• _TASK BRIEF_
Can you set down, word for word, the part of the Chiron text below that begins at the words "Made us switch" and stops after "responsibilityof our actions."?

When I felt lost in confusion, I asked myself “What am I supposed to do?” I didn’t know how to react. But the question is “How do you react to this world of suffering?” First, accept that stress, suffering and dissatisfaction are part of our human experience. Perhaps there is a way not to react, but to positively respond.
Chiron from 2010-2019
Challenged all religions – cutting their progress and power.
Made us switch from me to we.
Forced us to deal with our raging emotions and our self-destructing mood swings.
Chiron in Aries (2019 – 2027)
This is a particularly challenging position for Chiron, threatening world peace. This new position of the Wounded Healer has so many things to say. He will stay there until April, 2027.
We switch again from we to me. And we should take full responsibilityof our actions.
It’s not easy to get through this time without being aware of what we do and the impact of our actions. Karmically speaking, this new position will probably bring wars and protests like we’ve never seen before.
But through all this violence, suffering and cruelty, we will finally learn that Love is the Key.
Chiron was an educator ( today’s coach/mentorship), and he was especially good with boys. He taught them the skills they needed to become men: medicine, music, archery, hunting, and prophecy. And although he was married, his love of his young male students surfaces in many stories, his attachment to Dionysus, for example.
Well, before facing this topic I have been meditating and taking time for breathing, alone, in the woods. This is one of the most sensitive subject I am still willing to write about. For the side story, I am one of those who experienced panic attacks and tremors, neurosthenia, physical and mental break down, which led to occupational burn out, as a consequence of « Paris Terror », in january and november 2015. Still dealing with the aftermath. But I am confident, and I will sort it out or bust.
By the way, I lived a « fake alert », while terrorists were around the parisian region ; trauma is like you face your death, and I was still on duty when november’s attacks stroke. The hall of the hotel, where I was serving, was full of thousands of guests and some of them had lost a friend in concert hall « Bataclan ». Too much to handle for a little creature of the Universe, like me.

• _RECORDED DATA_
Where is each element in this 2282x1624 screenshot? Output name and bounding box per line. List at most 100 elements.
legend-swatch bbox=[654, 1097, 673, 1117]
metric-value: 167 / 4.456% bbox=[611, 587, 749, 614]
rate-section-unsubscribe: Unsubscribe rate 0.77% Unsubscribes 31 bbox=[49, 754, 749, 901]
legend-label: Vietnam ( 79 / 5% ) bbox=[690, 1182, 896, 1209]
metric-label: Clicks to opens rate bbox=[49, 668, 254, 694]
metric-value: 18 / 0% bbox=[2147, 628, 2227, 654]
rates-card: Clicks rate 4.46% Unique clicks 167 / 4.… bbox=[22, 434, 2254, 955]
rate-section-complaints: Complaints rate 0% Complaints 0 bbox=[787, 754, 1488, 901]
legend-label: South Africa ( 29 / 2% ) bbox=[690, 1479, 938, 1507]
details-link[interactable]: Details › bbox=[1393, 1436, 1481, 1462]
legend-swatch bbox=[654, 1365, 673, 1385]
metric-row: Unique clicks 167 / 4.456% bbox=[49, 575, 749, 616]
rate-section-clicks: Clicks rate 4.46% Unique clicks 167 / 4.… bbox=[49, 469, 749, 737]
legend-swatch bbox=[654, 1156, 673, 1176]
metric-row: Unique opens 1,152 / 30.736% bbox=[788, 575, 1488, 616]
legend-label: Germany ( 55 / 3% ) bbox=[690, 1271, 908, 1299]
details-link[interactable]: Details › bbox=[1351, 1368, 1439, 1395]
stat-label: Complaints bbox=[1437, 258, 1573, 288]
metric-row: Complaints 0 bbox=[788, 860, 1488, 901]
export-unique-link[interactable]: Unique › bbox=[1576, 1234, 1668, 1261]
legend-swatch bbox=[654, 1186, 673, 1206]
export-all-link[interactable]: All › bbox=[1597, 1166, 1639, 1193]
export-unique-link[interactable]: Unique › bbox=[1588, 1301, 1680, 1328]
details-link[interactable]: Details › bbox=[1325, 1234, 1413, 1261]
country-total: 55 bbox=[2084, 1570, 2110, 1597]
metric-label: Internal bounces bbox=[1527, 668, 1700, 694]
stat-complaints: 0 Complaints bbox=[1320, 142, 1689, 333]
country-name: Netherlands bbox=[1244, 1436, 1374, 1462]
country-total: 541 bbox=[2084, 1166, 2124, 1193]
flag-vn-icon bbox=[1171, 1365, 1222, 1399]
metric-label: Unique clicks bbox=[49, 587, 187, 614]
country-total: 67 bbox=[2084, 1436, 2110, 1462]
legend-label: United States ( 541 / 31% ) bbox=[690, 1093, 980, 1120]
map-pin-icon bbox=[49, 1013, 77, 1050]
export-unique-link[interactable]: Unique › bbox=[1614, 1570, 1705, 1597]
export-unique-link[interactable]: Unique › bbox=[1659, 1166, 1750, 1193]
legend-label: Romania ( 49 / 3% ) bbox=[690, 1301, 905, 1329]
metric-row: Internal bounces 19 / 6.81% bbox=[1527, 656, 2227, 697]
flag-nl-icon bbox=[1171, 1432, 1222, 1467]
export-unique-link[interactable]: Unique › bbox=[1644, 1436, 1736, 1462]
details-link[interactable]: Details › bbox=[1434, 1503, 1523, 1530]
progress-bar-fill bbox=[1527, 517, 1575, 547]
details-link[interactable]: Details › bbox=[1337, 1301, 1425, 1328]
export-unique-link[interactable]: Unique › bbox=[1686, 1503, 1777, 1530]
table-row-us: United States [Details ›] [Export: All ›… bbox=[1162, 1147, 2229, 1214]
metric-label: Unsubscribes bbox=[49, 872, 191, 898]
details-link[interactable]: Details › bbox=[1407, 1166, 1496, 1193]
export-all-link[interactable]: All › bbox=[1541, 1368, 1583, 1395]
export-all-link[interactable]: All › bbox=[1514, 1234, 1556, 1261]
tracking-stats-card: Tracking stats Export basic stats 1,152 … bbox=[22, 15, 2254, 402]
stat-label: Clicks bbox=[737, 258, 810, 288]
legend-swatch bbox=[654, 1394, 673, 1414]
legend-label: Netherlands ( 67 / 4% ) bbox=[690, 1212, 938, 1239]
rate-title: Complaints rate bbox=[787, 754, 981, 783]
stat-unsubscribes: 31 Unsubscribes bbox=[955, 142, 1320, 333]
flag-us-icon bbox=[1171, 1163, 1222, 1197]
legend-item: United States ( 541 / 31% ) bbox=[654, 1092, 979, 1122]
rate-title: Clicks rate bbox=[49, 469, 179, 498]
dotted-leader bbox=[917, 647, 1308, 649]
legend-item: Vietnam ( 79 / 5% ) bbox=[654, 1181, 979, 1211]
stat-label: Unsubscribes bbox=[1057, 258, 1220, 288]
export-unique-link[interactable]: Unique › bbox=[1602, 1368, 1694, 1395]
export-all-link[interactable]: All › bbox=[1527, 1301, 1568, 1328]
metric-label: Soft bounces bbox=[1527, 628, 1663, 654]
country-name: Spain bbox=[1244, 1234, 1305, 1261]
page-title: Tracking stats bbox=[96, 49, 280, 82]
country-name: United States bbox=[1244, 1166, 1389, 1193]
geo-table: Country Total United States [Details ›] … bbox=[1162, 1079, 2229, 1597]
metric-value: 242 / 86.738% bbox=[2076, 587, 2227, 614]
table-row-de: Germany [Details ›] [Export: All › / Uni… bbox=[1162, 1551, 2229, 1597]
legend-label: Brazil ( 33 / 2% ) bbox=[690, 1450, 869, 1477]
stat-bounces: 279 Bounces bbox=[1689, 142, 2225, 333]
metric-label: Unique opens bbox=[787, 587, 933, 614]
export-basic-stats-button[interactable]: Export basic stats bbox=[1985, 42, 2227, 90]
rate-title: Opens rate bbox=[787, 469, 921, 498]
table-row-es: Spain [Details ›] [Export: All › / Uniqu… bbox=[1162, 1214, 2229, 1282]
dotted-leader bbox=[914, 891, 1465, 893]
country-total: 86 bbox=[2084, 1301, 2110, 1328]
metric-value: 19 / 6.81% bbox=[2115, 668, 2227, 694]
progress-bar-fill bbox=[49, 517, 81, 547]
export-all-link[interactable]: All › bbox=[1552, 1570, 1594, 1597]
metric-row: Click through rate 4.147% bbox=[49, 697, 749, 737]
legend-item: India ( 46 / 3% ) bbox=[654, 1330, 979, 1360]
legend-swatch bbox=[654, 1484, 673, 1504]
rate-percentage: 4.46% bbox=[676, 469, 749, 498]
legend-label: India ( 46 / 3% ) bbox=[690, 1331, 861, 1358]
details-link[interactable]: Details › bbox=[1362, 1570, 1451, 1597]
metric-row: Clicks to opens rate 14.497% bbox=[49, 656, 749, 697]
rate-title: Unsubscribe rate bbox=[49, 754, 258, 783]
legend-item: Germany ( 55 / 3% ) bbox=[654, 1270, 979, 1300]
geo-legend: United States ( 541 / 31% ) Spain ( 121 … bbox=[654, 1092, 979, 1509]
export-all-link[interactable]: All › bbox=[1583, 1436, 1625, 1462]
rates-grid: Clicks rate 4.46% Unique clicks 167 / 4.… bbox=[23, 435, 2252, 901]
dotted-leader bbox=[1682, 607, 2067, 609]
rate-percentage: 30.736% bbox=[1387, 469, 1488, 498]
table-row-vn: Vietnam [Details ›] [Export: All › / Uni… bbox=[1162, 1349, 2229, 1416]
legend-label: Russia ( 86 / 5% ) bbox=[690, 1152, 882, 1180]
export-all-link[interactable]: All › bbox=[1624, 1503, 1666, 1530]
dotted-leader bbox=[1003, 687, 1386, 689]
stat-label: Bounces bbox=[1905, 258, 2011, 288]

• _YOUR SOLUTION_
Made us switch from me to we.
Forced us to deal with our raging emotions and our self-destructing mood swings.
Chiron in Aries (2019 – 2027)
This is a particularly challenging position for Chiron, threatening world peace. This new position of the Wounded Healer has so many things to say. He will stay there until April, 2027.
We switch again from we to me. And we should take full responsibilityof our actions.